>> BEGIN Given data

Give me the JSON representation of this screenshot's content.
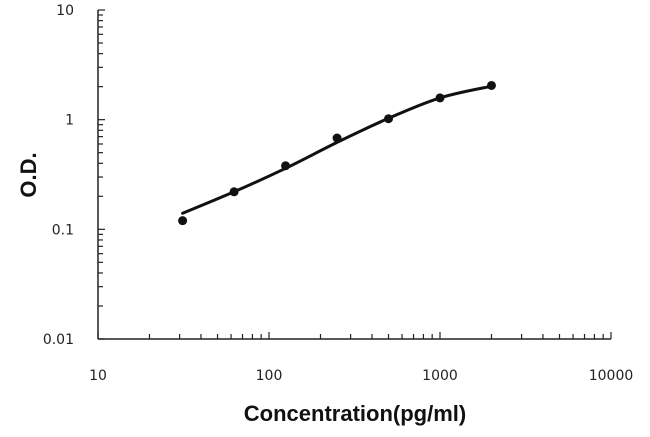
{
  "chart_data": {
    "type": "scatter",
    "title": "",
    "xlabel": "Concentration(pg/ml)",
    "ylabel": "O.D.",
    "x_scale": "log",
    "y_scale": "log",
    "xlim": [
      10,
      10000
    ],
    "ylim": [
      0.01,
      10
    ],
    "x_tick_labels": [
      "10",
      "100",
      "1000",
      "10000"
    ],
    "y_tick_labels": [
      "0.01",
      "0.1",
      "1",
      "10"
    ],
    "grid": false,
    "legend": "none",
    "series": [
      {
        "points": [
          {
            "x": 31.25,
            "y": 0.12
          },
          {
            "x": 62.5,
            "y": 0.22
          },
          {
            "x": 125,
            "y": 0.38
          },
          {
            "x": 250,
            "y": 0.68
          },
          {
            "x": 500,
            "y": 1.02
          },
          {
            "x": 1000,
            "y": 1.58
          },
          {
            "x": 2000,
            "y": 2.05
          }
        ],
        "fit_curve": {
          "x": [
            31.25,
            62.5,
            125,
            250,
            500,
            1000,
            2000
          ],
          "y": [
            0.14,
            0.22,
            0.36,
            0.62,
            1.03,
            1.58,
            2.02
          ]
        }
      }
    ],
    "colors": {
      "points": "#111111",
      "curve": "#111111",
      "axis": "#222222"
    }
  }
}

>> END Given data

[The task]:
Return to the listing above and set it down exactly, leaving out its pictures.

[Answer to the problem]:
Give me the JSON representation of this screenshot's content.
{
  "chart_data": {
    "type": "scatter",
    "title": "",
    "xlabel": "Concentration(pg/ml)",
    "ylabel": "O.D.",
    "x_scale": "log",
    "y_scale": "log",
    "xlim": [
      10,
      10000
    ],
    "ylim": [
      0.01,
      10
    ],
    "x_tick_labels": [
      "10",
      "100",
      "1000",
      "10000"
    ],
    "y_tick_labels": [
      "0.01",
      "0.1",
      "1",
      "10"
    ],
    "grid": false,
    "legend": "none",
    "series": [
      {
        "points": [
          {
            "x": 31.25,
            "y": 0.12
          },
          {
            "x": 62.5,
            "y": 0.22
          },
          {
            "x": 125,
            "y": 0.38
          },
          {
            "x": 250,
            "y": 0.68
          },
          {
            "x": 500,
            "y": 1.02
          },
          {
            "x": 1000,
            "y": 1.58
          },
          {
            "x": 2000,
            "y": 2.05
          }
        ],
        "fit_curve": {
          "x": [
            31.25,
            62.5,
            125,
            250,
            500,
            1000,
            2000
          ],
          "y": [
            0.14,
            0.22,
            0.36,
            0.62,
            1.03,
            1.58,
            2.02
          ]
        }
      }
    ],
    "colors": {
      "points": "#111111",
      "curve": "#111111",
      "axis": "#222222"
    }
  }
}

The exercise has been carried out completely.